> **Your goal**: Pull out every line from the listing that has the word "Bible".

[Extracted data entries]
§

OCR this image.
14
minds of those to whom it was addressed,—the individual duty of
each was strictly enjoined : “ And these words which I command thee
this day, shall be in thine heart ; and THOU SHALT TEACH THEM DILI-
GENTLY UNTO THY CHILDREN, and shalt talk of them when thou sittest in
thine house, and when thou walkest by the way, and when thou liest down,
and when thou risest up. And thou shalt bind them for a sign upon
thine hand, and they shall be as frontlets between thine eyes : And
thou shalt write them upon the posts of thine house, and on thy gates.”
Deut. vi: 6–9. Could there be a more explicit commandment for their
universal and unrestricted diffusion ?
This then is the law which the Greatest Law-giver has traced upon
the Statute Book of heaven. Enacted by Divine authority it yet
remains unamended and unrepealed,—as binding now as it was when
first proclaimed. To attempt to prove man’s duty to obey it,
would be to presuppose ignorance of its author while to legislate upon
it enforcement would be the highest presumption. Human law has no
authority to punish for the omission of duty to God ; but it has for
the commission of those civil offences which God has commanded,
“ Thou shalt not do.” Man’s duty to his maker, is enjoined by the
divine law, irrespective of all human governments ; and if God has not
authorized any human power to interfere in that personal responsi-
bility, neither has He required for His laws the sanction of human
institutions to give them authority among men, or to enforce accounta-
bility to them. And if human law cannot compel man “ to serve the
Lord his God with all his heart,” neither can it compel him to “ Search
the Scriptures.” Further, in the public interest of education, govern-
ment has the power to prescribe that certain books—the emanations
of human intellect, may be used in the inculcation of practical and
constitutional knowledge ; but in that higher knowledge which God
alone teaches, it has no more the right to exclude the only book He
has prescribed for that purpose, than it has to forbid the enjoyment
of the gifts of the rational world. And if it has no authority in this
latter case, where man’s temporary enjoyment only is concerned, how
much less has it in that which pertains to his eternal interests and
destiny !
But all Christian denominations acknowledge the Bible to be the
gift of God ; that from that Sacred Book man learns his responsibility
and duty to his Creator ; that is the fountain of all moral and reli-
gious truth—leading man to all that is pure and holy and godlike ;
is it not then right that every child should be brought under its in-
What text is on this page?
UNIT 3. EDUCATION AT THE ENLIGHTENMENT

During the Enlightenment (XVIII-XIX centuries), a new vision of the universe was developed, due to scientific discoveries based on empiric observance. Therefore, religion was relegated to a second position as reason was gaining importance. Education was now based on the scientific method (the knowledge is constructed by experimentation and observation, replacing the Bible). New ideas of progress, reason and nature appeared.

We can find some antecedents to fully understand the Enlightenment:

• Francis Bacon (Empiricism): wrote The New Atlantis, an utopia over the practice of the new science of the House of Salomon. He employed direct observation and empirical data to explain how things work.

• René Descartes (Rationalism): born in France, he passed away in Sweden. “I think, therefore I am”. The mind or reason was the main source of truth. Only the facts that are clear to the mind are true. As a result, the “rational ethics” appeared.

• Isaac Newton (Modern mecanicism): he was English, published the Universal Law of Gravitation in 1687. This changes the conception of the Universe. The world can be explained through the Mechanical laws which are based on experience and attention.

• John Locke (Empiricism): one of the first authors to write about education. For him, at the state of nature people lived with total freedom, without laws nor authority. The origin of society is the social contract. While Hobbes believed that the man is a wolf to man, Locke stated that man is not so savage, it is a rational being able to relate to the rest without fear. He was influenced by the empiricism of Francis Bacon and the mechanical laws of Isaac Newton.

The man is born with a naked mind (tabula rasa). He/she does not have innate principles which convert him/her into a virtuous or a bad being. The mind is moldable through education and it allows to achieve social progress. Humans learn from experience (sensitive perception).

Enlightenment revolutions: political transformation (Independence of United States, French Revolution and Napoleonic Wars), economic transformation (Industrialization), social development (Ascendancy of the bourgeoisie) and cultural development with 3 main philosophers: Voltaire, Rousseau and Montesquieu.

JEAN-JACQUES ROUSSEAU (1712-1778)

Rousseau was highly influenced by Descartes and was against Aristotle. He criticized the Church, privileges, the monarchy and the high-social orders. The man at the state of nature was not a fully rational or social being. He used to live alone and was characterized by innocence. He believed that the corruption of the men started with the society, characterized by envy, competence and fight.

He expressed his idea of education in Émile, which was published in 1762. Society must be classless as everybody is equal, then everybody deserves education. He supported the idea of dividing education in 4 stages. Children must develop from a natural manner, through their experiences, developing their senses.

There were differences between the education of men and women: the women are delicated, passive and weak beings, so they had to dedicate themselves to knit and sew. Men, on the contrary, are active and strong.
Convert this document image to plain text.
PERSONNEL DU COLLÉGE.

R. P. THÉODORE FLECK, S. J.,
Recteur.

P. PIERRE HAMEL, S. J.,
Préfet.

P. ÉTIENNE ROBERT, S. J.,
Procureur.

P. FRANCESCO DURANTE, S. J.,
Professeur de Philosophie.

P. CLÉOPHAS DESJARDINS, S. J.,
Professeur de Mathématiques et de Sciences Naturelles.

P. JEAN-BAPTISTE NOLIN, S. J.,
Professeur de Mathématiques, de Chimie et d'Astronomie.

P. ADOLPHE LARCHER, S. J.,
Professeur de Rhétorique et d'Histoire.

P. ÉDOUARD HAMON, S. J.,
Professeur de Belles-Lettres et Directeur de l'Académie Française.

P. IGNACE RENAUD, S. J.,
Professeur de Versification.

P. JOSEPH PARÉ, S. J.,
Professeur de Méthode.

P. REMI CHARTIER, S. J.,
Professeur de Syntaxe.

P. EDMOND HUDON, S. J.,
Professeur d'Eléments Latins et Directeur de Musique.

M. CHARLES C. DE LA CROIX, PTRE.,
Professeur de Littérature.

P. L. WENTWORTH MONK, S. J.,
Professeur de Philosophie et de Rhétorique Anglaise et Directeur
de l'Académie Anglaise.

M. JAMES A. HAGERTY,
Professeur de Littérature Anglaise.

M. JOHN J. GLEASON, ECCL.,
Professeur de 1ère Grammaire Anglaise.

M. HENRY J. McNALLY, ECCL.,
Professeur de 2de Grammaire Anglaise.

§

> **Complete response**:
But all Christian denominations acknowledge the Bible to be the
During the Enlightenment (XVIII-XIX centuries), a new vision of the universe was developed, due to scientific discoveries based on empiric observance. Therefore, religion was relegated to a second position as reason was gaining importance. Education was now based on the scientific method (the knowledge is constructed by experimentation and observation, replacing the Bible). New ideas of progress, reason and nature appeared.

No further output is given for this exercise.